--- WORK TO BE COMPLETED ---
Using the material below, work out how many lines contain the word "ABBOTS". Reply with the number and nothing more.

--- PROVIDED DATA ---
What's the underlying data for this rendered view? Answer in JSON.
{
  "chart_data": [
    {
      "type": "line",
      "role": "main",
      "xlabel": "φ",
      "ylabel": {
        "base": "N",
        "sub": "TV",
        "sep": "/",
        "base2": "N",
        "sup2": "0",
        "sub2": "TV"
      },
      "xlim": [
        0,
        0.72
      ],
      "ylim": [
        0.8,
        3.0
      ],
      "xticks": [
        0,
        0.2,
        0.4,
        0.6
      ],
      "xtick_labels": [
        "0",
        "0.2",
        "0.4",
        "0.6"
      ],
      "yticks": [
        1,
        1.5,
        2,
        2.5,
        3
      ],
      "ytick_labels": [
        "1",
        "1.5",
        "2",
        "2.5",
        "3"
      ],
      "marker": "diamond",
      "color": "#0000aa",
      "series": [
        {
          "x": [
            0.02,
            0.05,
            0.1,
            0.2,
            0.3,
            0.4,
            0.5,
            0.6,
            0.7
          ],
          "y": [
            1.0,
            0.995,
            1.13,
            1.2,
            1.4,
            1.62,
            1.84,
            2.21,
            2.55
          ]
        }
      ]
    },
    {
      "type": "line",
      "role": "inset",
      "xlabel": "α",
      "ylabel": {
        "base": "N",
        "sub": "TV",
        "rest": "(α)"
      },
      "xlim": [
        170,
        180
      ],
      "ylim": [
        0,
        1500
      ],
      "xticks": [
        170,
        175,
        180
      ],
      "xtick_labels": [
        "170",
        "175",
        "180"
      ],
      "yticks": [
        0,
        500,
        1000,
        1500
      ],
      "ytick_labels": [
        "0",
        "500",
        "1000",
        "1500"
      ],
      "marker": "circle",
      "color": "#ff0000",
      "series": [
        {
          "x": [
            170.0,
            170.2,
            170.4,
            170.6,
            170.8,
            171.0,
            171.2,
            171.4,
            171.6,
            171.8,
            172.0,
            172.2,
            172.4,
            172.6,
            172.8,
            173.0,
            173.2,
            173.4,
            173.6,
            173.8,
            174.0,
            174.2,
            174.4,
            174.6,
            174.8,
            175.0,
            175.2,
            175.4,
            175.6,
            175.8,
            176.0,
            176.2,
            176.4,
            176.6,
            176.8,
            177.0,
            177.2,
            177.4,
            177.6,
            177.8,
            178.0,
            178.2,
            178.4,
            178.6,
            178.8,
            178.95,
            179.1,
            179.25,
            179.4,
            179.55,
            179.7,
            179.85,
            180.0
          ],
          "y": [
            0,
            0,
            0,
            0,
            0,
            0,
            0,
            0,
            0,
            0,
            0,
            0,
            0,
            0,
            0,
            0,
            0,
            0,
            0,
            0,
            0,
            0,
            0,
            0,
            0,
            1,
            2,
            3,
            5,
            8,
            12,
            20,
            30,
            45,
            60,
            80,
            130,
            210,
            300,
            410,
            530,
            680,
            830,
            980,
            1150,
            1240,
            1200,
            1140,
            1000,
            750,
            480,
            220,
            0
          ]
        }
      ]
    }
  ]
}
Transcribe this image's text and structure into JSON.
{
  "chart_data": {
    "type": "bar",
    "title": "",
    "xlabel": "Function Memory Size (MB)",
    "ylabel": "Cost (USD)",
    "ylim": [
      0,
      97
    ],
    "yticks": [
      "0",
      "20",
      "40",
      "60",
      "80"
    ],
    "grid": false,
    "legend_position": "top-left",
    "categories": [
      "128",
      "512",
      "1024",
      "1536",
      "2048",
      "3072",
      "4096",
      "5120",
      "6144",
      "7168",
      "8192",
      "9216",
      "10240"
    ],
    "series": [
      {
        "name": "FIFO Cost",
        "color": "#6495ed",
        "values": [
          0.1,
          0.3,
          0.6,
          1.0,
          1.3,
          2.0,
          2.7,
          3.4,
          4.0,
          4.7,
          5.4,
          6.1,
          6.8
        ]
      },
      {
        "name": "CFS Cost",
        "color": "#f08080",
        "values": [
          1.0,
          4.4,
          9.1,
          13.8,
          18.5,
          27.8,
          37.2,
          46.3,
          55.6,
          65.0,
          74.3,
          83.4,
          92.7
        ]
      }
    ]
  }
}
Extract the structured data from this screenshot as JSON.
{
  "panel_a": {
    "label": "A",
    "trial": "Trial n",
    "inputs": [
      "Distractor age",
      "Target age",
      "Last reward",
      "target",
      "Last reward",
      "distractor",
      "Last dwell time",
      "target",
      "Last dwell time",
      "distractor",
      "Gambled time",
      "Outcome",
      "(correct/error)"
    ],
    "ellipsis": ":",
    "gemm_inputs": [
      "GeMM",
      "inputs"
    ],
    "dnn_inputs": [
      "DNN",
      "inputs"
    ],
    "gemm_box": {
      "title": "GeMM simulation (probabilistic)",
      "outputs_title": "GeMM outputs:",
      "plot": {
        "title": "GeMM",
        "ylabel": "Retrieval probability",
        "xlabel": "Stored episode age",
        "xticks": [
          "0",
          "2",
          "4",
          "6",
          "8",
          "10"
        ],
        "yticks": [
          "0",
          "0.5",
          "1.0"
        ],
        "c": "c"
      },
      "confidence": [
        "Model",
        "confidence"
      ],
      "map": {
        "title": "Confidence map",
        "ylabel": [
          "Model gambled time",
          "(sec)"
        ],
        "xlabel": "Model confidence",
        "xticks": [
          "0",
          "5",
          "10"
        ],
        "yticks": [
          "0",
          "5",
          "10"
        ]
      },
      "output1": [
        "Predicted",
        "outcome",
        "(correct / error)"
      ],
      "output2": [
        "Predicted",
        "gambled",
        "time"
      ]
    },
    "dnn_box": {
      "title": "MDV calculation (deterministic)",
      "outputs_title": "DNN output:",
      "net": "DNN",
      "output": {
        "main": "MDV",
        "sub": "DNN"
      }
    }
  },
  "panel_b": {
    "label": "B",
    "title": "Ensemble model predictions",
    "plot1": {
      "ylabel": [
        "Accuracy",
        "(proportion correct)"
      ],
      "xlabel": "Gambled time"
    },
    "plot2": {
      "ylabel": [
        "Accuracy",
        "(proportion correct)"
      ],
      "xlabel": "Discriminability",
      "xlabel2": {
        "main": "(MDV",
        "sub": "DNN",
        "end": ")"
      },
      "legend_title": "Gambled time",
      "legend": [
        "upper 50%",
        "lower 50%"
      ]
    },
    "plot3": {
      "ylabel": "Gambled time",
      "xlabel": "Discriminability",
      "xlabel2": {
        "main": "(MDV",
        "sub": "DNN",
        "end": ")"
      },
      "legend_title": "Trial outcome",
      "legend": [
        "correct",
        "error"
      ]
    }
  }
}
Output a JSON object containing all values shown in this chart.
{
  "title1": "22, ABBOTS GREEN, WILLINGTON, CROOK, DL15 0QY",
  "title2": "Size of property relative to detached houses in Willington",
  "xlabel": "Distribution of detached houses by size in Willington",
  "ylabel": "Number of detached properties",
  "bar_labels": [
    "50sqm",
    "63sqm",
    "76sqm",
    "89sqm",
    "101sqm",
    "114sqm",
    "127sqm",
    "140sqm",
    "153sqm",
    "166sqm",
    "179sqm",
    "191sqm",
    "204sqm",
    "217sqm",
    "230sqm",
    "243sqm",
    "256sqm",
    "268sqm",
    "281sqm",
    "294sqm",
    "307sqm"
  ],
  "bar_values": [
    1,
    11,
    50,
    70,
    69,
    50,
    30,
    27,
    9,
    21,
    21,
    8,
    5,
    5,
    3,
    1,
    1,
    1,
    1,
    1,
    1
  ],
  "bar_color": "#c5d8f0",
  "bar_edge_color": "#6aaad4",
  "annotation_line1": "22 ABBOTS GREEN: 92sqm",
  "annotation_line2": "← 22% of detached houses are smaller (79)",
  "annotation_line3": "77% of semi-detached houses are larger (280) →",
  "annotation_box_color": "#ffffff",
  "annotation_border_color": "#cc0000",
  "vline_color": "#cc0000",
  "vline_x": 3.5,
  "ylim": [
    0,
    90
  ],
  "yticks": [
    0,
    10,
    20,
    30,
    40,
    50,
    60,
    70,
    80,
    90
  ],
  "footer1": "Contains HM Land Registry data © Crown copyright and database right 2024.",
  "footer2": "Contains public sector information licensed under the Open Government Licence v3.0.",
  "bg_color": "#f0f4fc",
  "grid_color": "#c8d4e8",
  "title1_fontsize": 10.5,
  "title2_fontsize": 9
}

--- SOLUTION TO THIS EXERCISE ---
2